# WHAT IS EXPECTED
On how many lines of these entries does the word "text" occur? State the number alone.

# GIVEN DATA

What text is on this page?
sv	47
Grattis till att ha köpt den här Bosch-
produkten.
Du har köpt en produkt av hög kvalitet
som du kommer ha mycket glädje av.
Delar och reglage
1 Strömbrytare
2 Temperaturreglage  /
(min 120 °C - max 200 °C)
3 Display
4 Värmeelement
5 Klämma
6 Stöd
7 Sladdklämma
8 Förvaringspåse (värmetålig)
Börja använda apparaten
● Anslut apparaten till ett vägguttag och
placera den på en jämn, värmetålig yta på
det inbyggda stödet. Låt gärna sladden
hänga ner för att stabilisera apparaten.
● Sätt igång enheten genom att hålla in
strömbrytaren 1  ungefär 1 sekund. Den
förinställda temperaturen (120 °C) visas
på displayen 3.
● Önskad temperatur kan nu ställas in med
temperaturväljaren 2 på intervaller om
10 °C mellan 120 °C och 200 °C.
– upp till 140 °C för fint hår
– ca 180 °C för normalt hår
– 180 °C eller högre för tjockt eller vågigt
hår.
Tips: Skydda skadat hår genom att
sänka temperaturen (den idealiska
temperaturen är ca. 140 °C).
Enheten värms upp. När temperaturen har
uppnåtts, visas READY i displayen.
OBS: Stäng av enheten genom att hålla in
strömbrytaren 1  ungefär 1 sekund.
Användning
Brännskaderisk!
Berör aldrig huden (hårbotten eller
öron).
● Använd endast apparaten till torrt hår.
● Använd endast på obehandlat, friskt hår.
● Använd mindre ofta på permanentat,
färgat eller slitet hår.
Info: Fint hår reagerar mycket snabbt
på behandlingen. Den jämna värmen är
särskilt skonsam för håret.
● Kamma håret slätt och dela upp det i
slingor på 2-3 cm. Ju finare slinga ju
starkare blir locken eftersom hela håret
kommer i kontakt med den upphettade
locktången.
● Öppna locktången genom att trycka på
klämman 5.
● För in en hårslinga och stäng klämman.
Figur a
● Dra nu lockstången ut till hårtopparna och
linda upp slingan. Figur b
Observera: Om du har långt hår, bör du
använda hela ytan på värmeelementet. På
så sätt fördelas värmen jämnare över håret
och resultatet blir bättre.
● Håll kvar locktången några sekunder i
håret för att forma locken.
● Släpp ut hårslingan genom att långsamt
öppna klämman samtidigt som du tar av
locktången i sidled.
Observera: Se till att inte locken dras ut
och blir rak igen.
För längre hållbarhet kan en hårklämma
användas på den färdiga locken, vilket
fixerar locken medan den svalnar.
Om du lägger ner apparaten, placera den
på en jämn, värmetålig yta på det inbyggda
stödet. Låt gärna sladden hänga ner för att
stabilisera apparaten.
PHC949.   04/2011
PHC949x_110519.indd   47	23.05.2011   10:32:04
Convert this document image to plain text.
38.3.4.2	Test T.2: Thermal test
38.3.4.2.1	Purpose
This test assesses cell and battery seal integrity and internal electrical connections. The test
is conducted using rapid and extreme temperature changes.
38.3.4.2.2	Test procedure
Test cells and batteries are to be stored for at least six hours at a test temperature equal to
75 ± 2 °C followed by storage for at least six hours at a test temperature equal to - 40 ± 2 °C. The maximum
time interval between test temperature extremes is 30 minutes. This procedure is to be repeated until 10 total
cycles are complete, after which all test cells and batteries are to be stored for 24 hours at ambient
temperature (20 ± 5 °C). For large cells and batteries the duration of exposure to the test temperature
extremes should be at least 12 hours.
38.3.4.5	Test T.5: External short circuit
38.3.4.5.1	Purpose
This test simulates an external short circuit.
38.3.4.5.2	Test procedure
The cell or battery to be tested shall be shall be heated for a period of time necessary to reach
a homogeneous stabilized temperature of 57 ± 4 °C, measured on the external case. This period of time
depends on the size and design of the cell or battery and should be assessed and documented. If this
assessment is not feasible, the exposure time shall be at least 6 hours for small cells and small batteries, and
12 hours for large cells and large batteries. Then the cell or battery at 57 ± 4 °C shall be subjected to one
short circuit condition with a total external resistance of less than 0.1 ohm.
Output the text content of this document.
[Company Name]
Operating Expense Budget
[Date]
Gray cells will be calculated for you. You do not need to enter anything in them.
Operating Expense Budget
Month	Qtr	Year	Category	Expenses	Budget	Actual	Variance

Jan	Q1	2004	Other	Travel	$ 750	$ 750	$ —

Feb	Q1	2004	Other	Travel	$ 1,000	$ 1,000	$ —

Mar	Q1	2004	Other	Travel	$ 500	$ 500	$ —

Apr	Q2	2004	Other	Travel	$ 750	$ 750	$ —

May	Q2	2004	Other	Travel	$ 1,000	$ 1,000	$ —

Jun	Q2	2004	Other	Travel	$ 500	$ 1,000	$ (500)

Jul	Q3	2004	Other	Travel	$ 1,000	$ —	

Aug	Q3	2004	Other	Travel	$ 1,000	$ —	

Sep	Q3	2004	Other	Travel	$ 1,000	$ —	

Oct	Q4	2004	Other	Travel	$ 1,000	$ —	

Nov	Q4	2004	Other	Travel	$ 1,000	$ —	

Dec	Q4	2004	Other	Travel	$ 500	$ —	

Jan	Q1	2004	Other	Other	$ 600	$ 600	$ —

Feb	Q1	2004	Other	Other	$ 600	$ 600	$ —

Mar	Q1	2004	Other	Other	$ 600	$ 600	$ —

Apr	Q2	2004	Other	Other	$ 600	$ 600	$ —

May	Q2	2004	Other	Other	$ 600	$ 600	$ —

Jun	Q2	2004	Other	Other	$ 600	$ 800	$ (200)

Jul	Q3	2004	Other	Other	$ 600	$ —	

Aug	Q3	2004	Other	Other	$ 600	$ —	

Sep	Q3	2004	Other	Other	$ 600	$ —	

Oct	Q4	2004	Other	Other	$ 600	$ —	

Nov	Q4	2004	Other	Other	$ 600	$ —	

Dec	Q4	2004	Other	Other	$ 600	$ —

# ANSWER
3